**Records:**
======

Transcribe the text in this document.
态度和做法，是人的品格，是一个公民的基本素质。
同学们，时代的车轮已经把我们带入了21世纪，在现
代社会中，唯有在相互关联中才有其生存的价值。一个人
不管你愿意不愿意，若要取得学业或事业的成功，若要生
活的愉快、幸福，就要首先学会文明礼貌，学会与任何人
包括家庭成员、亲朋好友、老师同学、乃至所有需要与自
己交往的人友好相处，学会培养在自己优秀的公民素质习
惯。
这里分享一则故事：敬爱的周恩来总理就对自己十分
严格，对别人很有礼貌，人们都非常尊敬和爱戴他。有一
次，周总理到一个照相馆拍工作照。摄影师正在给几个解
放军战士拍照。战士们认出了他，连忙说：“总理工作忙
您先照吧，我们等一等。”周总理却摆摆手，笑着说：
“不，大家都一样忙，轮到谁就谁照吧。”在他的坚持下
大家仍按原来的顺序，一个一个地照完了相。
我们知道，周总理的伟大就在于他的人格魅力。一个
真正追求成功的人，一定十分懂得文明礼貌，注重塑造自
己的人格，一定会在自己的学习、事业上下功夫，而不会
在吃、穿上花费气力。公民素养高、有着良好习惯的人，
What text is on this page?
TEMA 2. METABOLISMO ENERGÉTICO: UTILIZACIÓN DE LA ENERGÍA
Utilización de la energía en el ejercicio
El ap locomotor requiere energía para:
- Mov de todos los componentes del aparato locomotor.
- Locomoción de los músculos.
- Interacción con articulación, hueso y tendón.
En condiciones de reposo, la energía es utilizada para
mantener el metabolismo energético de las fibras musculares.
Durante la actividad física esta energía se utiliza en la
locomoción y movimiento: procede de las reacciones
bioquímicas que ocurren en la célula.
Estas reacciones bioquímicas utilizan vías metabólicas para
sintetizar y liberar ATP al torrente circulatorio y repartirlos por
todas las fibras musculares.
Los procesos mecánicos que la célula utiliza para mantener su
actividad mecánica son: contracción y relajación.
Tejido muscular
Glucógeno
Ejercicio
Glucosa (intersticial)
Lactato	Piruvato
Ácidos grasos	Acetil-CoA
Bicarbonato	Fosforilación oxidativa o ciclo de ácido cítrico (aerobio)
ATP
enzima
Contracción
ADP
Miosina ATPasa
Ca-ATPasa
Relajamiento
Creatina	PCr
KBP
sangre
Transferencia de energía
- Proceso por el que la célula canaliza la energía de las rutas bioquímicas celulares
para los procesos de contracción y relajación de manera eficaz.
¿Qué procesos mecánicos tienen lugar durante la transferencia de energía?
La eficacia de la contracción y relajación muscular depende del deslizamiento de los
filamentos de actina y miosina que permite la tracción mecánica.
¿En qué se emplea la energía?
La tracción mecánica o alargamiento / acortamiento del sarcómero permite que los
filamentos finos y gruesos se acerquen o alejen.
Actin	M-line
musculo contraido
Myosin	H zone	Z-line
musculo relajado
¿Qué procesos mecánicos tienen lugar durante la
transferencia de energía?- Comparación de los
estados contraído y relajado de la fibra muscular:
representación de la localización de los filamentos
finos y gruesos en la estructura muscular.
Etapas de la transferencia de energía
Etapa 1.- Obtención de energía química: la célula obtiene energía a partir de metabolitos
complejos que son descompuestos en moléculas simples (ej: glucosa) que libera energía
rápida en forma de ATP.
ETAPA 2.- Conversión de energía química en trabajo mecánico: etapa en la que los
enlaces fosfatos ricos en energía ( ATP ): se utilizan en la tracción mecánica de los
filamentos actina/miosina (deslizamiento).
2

======

**The request:**
Using the listing above, pick out each line that contains the word "musculares", then copy it.

**Response:**
mantener el metabolismo energético de las fibras musculares.
todas las fibras musculares.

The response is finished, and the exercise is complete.